Using the records below, count the lines with "category" in them. Give the number only.
===== Supplied data =====
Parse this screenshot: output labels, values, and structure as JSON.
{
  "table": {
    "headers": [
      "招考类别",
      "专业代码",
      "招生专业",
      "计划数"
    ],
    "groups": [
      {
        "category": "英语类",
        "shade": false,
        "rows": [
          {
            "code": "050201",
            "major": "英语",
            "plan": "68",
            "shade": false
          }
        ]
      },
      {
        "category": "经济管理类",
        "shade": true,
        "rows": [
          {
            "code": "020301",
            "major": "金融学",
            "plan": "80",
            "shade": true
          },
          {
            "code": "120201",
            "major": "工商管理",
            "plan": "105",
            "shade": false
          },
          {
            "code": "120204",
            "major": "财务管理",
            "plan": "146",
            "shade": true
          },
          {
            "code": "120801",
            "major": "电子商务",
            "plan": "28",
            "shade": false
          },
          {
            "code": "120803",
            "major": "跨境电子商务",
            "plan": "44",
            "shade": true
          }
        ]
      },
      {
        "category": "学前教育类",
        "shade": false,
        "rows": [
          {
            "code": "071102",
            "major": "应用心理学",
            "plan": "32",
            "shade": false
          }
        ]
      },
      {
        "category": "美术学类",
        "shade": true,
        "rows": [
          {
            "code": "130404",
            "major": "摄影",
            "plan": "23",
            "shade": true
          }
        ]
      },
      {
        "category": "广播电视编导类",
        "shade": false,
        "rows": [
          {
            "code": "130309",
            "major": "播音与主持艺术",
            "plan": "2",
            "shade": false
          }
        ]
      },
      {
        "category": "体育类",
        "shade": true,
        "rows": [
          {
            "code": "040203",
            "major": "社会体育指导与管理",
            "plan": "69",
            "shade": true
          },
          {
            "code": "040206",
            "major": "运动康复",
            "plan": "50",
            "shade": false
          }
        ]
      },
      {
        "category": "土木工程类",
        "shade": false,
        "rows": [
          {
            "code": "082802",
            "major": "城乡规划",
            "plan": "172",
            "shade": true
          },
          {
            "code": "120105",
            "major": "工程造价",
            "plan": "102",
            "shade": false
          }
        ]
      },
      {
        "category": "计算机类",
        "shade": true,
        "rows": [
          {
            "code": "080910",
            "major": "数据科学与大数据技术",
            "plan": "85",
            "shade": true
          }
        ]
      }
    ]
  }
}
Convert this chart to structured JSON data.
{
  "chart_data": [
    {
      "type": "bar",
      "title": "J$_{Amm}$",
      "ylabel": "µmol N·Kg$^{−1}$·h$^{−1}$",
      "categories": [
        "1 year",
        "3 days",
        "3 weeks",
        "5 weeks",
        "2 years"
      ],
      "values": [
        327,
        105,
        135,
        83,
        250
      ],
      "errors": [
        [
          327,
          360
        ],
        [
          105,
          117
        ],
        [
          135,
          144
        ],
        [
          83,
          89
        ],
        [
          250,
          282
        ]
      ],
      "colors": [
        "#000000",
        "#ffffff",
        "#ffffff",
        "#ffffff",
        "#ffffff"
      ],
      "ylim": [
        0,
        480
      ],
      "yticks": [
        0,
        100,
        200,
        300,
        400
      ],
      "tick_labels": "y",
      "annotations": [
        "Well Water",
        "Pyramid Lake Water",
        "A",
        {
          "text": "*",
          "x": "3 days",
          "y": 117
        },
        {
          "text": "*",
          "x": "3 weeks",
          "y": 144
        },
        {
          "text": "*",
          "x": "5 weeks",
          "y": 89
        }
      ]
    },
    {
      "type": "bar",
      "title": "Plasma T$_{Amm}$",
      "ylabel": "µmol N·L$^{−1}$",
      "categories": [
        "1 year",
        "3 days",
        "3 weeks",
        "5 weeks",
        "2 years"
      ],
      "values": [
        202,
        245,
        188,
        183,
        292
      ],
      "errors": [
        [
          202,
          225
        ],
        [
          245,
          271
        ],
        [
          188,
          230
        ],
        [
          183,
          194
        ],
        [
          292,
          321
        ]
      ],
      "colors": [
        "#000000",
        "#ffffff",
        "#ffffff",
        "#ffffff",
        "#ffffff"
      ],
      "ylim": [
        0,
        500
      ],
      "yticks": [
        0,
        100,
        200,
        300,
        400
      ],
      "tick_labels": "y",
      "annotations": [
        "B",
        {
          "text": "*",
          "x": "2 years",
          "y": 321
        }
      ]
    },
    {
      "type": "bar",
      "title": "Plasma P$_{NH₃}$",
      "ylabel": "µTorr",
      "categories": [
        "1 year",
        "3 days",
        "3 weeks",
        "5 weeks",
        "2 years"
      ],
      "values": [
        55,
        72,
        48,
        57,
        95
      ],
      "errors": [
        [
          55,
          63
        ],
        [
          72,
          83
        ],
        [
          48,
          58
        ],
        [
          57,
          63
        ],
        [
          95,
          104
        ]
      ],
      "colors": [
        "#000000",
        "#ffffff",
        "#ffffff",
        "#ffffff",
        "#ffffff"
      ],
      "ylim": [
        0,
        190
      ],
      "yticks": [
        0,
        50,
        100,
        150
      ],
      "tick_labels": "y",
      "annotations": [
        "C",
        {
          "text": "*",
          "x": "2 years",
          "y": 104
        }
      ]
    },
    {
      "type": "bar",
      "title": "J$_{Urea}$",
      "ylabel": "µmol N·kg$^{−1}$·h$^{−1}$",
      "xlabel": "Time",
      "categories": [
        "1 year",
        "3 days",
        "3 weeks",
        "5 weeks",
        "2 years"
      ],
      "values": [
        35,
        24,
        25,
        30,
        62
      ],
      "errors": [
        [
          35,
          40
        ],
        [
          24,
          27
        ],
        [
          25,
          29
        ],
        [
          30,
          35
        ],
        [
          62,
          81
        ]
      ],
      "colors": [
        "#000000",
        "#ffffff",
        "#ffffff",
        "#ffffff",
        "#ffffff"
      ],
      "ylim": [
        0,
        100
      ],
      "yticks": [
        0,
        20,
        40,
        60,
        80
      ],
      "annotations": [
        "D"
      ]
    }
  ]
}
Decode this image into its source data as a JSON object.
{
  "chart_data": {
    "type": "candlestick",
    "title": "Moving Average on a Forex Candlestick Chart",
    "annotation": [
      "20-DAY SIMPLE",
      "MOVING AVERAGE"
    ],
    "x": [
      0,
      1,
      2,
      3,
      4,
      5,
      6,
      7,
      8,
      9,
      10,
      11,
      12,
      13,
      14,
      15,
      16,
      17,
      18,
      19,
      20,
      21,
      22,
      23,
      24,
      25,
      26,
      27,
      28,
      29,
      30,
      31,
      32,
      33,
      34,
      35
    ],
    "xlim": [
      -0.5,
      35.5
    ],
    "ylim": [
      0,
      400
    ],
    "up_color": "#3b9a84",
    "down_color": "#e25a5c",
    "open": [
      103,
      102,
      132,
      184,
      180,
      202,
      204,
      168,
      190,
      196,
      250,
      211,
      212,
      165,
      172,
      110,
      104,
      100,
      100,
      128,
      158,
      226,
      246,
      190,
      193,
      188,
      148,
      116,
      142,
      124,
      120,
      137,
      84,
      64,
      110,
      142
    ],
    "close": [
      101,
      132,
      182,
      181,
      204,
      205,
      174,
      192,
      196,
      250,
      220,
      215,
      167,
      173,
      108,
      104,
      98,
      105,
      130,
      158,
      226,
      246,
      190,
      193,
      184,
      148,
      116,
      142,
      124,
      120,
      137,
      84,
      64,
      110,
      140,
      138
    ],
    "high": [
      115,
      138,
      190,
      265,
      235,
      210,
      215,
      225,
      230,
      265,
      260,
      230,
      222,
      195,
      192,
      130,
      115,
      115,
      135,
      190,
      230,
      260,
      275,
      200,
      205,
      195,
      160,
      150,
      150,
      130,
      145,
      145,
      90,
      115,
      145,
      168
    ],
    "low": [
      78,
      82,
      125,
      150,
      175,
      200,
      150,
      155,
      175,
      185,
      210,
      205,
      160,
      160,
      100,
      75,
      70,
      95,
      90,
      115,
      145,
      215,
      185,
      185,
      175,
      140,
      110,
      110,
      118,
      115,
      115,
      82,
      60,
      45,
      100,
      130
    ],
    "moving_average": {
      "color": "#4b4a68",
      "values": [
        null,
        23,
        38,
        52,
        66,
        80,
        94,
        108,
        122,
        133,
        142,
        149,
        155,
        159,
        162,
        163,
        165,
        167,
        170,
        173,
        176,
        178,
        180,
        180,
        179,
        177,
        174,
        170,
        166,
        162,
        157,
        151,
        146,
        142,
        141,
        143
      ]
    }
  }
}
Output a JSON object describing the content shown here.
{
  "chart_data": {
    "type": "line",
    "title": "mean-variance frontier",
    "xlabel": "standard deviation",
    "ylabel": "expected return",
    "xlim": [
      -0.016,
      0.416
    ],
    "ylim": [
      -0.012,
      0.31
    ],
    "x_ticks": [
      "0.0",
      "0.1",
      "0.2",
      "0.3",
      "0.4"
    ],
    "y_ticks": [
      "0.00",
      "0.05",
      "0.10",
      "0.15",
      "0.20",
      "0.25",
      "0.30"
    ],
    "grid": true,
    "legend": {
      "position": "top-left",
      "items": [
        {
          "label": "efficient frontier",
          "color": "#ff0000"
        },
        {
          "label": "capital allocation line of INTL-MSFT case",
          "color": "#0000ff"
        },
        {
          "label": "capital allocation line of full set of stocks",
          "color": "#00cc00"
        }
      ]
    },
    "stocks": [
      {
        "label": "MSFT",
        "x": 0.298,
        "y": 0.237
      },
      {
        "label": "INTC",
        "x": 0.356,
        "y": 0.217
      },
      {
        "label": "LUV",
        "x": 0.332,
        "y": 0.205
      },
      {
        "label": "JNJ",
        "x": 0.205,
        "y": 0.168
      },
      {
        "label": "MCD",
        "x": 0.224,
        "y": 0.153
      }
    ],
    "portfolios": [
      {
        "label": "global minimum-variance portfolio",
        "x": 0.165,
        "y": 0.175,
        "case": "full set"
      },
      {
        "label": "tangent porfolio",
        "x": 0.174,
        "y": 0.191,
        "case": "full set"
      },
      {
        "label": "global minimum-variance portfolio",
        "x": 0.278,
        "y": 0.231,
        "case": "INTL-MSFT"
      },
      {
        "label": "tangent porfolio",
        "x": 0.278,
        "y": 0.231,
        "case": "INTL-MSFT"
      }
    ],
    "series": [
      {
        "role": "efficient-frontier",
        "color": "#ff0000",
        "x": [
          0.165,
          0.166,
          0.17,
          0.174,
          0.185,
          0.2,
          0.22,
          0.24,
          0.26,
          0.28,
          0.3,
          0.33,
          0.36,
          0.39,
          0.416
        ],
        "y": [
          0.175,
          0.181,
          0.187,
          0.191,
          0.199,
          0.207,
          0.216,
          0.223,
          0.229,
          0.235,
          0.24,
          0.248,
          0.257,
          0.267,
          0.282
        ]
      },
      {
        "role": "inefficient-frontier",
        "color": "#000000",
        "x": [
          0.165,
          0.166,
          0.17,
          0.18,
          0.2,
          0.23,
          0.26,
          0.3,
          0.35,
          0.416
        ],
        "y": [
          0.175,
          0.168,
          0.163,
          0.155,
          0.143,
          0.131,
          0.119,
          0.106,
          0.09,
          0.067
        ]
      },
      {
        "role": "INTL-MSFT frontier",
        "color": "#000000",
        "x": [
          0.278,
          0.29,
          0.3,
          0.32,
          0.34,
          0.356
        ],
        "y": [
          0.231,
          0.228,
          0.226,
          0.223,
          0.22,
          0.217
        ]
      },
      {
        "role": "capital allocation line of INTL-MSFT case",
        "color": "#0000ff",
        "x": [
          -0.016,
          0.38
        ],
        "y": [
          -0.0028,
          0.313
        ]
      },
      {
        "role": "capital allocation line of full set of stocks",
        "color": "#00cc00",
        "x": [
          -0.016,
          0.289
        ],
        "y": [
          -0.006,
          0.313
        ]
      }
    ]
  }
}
=====
Final result: 8